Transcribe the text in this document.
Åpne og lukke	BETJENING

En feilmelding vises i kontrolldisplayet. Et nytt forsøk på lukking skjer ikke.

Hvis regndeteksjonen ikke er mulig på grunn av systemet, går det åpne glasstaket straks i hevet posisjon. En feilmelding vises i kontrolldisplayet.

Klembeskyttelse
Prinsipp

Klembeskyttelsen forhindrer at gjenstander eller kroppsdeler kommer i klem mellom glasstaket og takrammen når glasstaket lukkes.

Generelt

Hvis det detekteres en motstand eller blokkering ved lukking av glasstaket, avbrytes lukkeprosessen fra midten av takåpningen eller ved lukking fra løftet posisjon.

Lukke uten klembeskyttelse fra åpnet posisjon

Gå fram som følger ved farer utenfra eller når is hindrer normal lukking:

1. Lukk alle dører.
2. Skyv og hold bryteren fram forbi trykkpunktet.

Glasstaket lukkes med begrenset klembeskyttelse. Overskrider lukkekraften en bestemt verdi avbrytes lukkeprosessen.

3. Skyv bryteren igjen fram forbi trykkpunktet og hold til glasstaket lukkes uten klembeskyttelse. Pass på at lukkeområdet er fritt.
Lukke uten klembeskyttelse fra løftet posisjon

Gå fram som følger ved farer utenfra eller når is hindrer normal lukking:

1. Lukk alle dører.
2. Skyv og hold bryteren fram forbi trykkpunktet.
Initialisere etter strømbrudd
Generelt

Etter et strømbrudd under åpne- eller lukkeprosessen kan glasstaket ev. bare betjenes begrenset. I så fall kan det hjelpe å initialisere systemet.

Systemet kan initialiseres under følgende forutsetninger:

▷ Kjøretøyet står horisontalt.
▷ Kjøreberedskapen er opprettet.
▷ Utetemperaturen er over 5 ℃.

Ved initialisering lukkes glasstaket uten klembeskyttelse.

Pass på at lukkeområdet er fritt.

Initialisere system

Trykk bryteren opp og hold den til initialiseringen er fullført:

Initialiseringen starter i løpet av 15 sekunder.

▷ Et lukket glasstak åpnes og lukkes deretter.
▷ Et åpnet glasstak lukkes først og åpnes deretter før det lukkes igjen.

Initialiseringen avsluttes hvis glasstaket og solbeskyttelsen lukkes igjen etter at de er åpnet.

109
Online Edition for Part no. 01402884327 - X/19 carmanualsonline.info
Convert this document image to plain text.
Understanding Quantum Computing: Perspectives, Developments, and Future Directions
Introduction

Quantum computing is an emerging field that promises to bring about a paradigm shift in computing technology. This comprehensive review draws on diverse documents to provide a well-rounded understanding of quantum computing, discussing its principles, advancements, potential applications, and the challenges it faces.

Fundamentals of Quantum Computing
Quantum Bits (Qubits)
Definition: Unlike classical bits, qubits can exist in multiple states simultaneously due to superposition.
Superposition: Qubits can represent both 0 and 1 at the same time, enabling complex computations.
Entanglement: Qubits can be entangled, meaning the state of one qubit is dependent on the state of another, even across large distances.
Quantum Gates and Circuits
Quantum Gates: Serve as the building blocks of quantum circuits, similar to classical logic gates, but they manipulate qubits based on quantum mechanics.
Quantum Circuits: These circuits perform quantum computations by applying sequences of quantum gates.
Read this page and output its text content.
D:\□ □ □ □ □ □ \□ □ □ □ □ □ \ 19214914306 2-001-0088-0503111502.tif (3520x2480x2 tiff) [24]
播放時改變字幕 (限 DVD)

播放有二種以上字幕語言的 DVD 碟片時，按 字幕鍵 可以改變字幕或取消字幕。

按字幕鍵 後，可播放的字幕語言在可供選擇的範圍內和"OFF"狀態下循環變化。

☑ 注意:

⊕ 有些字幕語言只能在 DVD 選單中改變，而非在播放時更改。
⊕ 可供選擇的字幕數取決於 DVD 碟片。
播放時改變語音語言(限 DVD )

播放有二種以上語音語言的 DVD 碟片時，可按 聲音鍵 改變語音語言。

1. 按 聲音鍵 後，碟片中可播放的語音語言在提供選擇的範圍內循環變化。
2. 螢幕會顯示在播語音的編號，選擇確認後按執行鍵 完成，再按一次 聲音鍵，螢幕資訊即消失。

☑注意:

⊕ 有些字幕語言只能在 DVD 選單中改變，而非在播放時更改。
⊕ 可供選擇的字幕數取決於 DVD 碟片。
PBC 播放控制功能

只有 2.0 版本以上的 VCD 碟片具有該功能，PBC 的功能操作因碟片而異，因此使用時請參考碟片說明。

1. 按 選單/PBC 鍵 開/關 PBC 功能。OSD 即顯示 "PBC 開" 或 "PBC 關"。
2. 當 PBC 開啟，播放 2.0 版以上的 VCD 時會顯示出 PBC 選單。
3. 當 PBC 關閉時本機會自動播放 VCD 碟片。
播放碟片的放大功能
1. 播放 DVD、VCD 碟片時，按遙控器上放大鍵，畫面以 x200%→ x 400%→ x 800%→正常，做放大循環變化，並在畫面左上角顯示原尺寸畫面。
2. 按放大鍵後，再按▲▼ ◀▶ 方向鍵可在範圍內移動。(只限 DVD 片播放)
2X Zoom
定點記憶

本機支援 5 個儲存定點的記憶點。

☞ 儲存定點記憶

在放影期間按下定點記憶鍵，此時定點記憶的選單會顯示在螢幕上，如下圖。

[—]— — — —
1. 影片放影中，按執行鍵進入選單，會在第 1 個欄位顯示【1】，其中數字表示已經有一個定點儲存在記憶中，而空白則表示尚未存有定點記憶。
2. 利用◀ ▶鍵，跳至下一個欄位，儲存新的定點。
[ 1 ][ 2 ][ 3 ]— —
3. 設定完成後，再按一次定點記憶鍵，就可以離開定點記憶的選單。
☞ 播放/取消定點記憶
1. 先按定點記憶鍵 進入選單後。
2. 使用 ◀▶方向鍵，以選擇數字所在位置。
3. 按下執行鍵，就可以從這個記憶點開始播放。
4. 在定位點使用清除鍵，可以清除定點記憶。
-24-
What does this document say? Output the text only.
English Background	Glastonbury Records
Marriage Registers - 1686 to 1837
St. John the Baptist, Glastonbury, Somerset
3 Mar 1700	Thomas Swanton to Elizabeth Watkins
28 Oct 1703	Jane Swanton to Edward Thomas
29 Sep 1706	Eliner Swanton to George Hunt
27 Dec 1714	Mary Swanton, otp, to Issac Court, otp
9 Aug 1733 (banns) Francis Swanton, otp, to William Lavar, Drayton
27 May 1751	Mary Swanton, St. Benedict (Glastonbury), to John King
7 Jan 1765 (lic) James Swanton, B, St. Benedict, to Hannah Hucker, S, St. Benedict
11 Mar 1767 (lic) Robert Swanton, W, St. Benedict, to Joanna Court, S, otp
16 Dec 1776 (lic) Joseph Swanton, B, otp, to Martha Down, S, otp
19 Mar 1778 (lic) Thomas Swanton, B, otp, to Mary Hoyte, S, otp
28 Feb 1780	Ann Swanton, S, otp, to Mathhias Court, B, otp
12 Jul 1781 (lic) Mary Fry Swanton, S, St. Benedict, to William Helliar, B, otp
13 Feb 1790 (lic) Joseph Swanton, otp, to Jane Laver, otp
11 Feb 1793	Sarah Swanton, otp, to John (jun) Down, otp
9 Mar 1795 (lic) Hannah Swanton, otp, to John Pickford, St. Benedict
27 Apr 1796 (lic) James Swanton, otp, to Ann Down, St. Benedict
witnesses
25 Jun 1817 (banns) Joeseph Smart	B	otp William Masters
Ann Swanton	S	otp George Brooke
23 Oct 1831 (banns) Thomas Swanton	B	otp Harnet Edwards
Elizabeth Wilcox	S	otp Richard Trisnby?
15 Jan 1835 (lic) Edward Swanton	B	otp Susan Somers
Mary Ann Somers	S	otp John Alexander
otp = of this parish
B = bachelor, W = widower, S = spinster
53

____

### What the task asks
Give only the number of lines in the records that include the word "bryteren".

### Solution for this exercise
4